◆ **Stated task**:
Each entry has to be copied exactly, with nothing missed.

(Data records)
• • • • •
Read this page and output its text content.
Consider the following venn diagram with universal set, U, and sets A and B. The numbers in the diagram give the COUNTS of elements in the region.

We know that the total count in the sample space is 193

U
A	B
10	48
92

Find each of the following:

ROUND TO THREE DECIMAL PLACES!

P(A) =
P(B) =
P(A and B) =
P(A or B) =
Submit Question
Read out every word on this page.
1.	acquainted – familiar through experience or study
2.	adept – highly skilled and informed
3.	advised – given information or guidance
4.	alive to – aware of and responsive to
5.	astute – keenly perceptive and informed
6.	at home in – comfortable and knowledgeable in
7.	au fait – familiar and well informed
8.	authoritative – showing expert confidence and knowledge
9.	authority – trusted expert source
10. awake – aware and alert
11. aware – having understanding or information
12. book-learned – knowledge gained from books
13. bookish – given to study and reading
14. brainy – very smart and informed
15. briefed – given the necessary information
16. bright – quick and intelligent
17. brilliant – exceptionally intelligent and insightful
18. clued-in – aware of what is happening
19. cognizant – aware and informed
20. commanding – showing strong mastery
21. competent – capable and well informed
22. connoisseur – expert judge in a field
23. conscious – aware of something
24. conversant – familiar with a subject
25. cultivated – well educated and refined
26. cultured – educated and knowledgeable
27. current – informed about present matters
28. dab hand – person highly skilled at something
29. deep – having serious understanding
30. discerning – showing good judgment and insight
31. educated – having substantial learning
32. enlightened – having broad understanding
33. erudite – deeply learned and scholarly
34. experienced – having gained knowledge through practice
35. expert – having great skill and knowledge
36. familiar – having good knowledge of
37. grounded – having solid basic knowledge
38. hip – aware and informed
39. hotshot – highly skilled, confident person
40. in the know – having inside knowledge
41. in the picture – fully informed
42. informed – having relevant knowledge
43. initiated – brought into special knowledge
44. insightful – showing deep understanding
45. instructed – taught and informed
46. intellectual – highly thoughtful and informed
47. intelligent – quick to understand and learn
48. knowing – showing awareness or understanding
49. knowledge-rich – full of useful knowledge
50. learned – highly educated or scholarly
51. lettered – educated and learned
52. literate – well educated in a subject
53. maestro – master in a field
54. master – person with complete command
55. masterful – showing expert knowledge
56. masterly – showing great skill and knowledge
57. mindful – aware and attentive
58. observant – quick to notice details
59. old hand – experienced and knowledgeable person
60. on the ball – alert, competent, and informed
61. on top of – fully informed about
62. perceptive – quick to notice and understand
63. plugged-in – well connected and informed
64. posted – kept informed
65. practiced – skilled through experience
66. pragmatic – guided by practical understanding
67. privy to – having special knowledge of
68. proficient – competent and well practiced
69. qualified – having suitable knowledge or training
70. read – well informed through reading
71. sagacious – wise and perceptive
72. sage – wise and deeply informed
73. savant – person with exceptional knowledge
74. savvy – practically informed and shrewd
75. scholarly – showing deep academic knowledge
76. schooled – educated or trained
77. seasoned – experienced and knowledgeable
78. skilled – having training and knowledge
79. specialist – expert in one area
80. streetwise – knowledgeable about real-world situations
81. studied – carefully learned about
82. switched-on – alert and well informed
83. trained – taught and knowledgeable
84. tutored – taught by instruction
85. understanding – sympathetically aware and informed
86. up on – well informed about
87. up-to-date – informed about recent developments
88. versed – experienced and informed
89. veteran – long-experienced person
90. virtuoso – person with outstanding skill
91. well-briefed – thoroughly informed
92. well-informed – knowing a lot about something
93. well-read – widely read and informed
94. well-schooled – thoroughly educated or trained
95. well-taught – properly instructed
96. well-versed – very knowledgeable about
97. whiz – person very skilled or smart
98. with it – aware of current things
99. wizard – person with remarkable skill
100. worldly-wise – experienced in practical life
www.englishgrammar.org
• • • • •
◆ **Solution for this problem**:
Read this page and output its text content.
Consider the following venn diagram with universal set, U, and sets A and B. The numbers in the diagram give the COUNTS of elements in the region.

We know that the total count in the sample space is 193

U
A	B
10	48
92

Find each of the following:

ROUND TO THREE DECIMAL PLACES!

P(A) =
P(B) =
P(A and B) =
P(A or B) =
Submit Question
Read out every word on this page.
1.	acquainted – familiar through experience or study
2.	adept – highly skilled and informed
3.	advised – given information or guidance
4.	alive to – aware of and responsive to
5.	astute – keenly perceptive and informed
6.	at home in – comfortable and knowledgeable in
7.	au fait – familiar and well informed
8.	authoritative – showing expert confidence and knowledge
9.	authority – trusted expert source
10. awake – aware and alert
11. aware – having understanding or information
12. book-learned – knowledge gained from books
13. bookish – given to study and reading
14. brainy – very smart and informed
15. briefed – given the necessary information
16. bright – quick and intelligent
17. brilliant – exceptionally intelligent and insightful
18. clued-in – aware of what is happening
19. cognizant – aware and informed
20. commanding – showing strong mastery
21. competent – capable and well informed
22. connoisseur – expert judge in a field
23. conscious – aware of something
24. conversant – familiar with a subject
25. cultivated – well educated and refined
26. cultured – educated and knowledgeable
27. current – informed about present matters
28. dab hand – person highly skilled at something
29. deep – having serious understanding
30. discerning – showing good judgment and insight
31. educated – having substantial learning
32. enlightened – having broad understanding
33. erudite – deeply learned and scholarly
34. experienced – having gained knowledge through practice
35. expert – having great skill and knowledge
36. familiar – having good knowledge of
37. grounded – having solid basic knowledge
38. hip – aware and informed
39. hotshot – highly skilled, confident person
40. in the know – having inside knowledge
41. in the picture – fully informed
42. informed – having relevant knowledge
43. initiated – brought into special knowledge
44. insightful – showing deep understanding
45. instructed – taught and informed
46. intellectual – highly thoughtful and informed
47. intelligent – quick to understand and learn
48. knowing – showing awareness or understanding
49. knowledge-rich – full of useful knowledge
50. learned – highly educated or scholarly
51. lettered – educated and learned
52. literate – well educated in a subject
53. maestro – master in a field
54. master – person with complete command
55. masterful – showing expert knowledge
56. masterly – showing great skill and knowledge
57. mindful – aware and attentive
58. observant – quick to notice details
59. old hand – experienced and knowledgeable person
60. on the ball – alert, competent, and informed
61. on top of – fully informed about
62. perceptive – quick to notice and understand
63. plugged-in – well connected and informed
64. posted – kept informed
65. practiced – skilled through experience
66. pragmatic – guided by practical understanding
67. privy to – having special knowledge of
68. proficient – competent and well practiced
69. qualified – having suitable knowledge or training
70. read – well informed through reading
71. sagacious – wise and perceptive
72. sage – wise and deeply informed
73. savant – person with exceptional knowledge
74. savvy – practically informed and shrewd
75. scholarly – showing deep academic knowledge
76. schooled – educated or trained
77. seasoned – experienced and knowledgeable
78. skilled – having training and knowledge
79. specialist – expert in one area
80. streetwise – knowledgeable about real-world situations
81. studied – carefully learned about
82. switched-on – alert and well informed
83. trained – taught and knowledgeable
84. tutored – taught by instruction
85. understanding – sympathetically aware and informed
86. up on – well informed about
87. up-to-date – informed about recent developments
88. versed – experienced and informed
89. veteran – long-experienced person
90. virtuoso – person with outstanding skill
91. well-briefed – thoroughly informed
92. well-informed – knowing a lot about something
93. well-read – widely read and informed
94. well-schooled – thoroughly educated or trained
95. well-taught – properly instructed
96. well-versed – very knowledgeable about
97. whiz – person very skilled or smart
98. with it – aware of current things
99. wizard – person with remarkable skill
100. worldly-wise – experienced in practical life
www.englishgrammar.org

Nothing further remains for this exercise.